→ **EXERCISE DESCRIPTION**:
Copy out every record below with complete accuracy.

========================

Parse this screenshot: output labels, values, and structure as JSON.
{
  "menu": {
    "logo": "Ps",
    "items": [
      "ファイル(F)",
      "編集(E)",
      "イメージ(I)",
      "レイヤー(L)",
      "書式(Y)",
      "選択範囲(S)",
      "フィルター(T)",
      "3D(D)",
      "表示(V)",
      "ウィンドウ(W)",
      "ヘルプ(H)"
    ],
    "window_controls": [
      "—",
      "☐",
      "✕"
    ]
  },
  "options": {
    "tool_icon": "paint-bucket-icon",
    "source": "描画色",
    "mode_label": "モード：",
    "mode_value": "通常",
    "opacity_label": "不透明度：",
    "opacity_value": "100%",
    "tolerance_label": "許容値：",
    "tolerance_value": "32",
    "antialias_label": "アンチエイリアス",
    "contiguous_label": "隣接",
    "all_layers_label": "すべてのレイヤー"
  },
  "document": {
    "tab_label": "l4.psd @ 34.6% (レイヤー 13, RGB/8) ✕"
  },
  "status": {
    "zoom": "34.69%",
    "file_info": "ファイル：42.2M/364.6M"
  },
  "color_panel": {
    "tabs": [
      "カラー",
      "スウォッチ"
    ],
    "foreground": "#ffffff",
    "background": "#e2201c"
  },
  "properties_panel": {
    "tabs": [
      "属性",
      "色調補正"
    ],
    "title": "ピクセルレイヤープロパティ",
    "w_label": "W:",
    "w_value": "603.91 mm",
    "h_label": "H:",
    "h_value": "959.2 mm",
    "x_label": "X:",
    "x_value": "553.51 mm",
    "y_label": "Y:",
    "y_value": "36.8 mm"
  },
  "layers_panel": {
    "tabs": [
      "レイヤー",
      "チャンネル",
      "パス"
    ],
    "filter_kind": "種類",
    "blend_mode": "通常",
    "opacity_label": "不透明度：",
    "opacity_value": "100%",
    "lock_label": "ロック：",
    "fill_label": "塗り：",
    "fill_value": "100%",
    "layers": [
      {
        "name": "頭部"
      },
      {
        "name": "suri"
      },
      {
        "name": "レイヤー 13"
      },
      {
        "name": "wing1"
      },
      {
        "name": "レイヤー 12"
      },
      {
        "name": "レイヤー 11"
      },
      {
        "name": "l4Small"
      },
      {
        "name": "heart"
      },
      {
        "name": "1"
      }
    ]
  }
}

========================

→ **WORKED SOLUTION**:
Parse this screenshot: output labels, values, and structure as JSON.
{
  "menu": {
    "logo": "Ps",
    "items": [
      "ファイル(F)",
      "編集(E)",
      "イメージ(I)",
      "レイヤー(L)",
      "書式(Y)",
      "選択範囲(S)",
      "フィルター(T)",
      "3D(D)",
      "表示(V)",
      "ウィンドウ(W)",
      "ヘルプ(H)"
    ],
    "window_controls": [
      "—",
      "☐",
      "✕"
    ]
  },
  "options": {
    "tool_icon": "paint-bucket-icon",
    "source": "描画色",
    "mode_label": "モード：",
    "mode_value": "通常",
    "opacity_label": "不透明度：",
    "opacity_value": "100%",
    "tolerance_label": "許容値：",
    "tolerance_value": "32",
    "antialias_label": "アンチエイリアス",
    "contiguous_label": "隣接",
    "all_layers_label": "すべてのレイヤー"
  },
  "document": {
    "tab_label": "l4.psd @ 34.6% (レイヤー 13, RGB/8) ✕"
  },
  "status": {
    "zoom": "34.69%",
    "file_info": "ファイル：42.2M/364.6M"
  },
  "color_panel": {
    "tabs": [
      "カラー",
      "スウォッチ"
    ],
    "foreground": "#ffffff",
    "background": "#e2201c"
  },
  "properties_panel": {
    "tabs": [
      "属性",
      "色調補正"
    ],
    "title": "ピクセルレイヤープロパティ",
    "w_label": "W:",
    "w_value": "603.91 mm",
    "h_label": "H:",
    "h_value": "959.2 mm",
    "x_label": "X:",
    "x_value": "553.51 mm",
    "y_label": "Y:",
    "y_value": "36.8 mm"
  },
  "layers_panel": {
    "tabs": [
      "レイヤー",
      "チャンネル",
      "パス"
    ],
    "filter_kind": "種類",
    "blend_mode": "通常",
    "opacity_label": "不透明度：",
    "opacity_value": "100%",
    "lock_label": "ロック：",
    "fill_label": "塗り：",
    "fill_value": "100%",
    "layers": [
      {
        "name": "頭部"
      },
      {
        "name": "suri"
      },
      {
        "name": "レイヤー 13"
      },
      {
        "name": "wing1"
      },
      {
        "name": "レイヤー 12"
      },
      {
        "name": "レイヤー 11"
      },
      {
        "name": "l4Small"
      },
      {
        "name": "heart"
      },
      {
        "name": "1"
      }
    ]
  }
}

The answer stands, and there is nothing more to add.